What this exercise asks:
[a] According to the Bermuda control log, why did the writer apply a reduced dose of Fusilade II to the new fescue immediately in late spring of Year 2?
[b] Repeat the part of the Bermuda control log that opens with the words containing "YEAR 1 Fall- I" and closes with "dormant. Everyhting's fine.".
* Begin Text segment *
YEAR 1 Spring - I used Fusilade II and sprayed the label rate for control in turfgrass and it defnitely weekened the Bermuda and all but killed the fescue.
After seeing the spread of the Bermuda that summer I knew I had to do something before it doubled in size again.

YEAR 1 Fall- I applied the full label rate of Fusilade II to the desired area and followed that up with another round 2 weeks later. A week after that, I hit the same area with full strength glysophate (Prosecuter). A week after that, I rototilled the entire area, raked the thatch out, seeded, starter fert and mulch mat.

YEAR 2 Early Spring- The new turf is actively growing and thickening. Bermuda in neighbors yard is still dormant. Everyhting's fine.

YEAR 2 Late Spring- The Bermuda has come out of dormancy and I can see some spots in the new fescue where it has taken hold. Knowing that I can't apply Fusilade to the fescue when it is under stress (Year 1 taught me that!) I decide to hit it NOW with a 1/2 to 3/4 the Fusilade II label rate dose for control in desirable turfgrass. My experience was the fescue was severly stunted along with the Bermuda and only careful fertilization and PLENTY of water helped the fescue live through the summer. During the summer I resorted to HAND PULLING the Bermuda I saw growing in this area. Do this in early morning when the dew is still wet- it shows up quite differently on Bermuda than fescue.
* End Text segment *
* Begin Given data *
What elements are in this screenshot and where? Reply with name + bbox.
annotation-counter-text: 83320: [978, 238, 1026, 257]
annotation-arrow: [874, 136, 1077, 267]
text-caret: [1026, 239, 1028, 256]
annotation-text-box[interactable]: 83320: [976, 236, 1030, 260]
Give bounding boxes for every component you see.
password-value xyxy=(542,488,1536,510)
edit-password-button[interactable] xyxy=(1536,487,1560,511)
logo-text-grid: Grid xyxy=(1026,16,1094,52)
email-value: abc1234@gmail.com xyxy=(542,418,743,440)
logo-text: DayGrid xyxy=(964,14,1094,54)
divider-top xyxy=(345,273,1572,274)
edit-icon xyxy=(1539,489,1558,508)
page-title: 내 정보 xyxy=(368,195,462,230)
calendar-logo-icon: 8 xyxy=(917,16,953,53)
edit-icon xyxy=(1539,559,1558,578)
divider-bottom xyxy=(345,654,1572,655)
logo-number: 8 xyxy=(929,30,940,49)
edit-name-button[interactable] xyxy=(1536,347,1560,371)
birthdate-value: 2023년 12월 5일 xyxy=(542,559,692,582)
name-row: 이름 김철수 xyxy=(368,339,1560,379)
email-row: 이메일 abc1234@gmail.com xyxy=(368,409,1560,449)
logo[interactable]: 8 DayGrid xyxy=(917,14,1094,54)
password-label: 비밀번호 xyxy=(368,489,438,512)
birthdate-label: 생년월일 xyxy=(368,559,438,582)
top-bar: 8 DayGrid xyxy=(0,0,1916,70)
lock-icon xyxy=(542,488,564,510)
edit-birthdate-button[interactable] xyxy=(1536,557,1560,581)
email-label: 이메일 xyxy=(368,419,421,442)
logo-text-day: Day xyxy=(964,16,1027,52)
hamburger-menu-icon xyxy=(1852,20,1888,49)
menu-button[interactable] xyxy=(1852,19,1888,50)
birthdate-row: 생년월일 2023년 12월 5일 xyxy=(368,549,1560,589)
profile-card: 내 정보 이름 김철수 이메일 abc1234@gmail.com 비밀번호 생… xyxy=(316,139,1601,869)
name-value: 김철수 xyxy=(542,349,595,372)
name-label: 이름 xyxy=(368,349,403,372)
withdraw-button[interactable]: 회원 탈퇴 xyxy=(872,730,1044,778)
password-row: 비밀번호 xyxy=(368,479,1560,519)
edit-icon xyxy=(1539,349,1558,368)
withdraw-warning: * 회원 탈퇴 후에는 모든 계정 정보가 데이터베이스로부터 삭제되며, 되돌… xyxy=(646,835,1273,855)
* End Given data *
Final answers:
[a] The writer knew from Year 1 that Fusilade cannot be applied to fescue while the fescue is under stress. Seeing the Bermuda take hold in spots, the writer therefore decided to treat it right away with 1/2 to 3/4 of the label rate.

[b]
YEAR 1 Fall- I applied the full label rate of Fusilade II to the desired area and followed that up with another round 2 weeks later. A week after that, I hit the same area with full strength glysophate (Prosecuter). A week after that, I rototilled the entire area, raked the thatch out, seeded, starter fert and mulch mat.

YEAR 2 Early Spring- The new turf is actively growing and thickening. Bermuda in neighbors yard is still dormant. Everyhting's fine.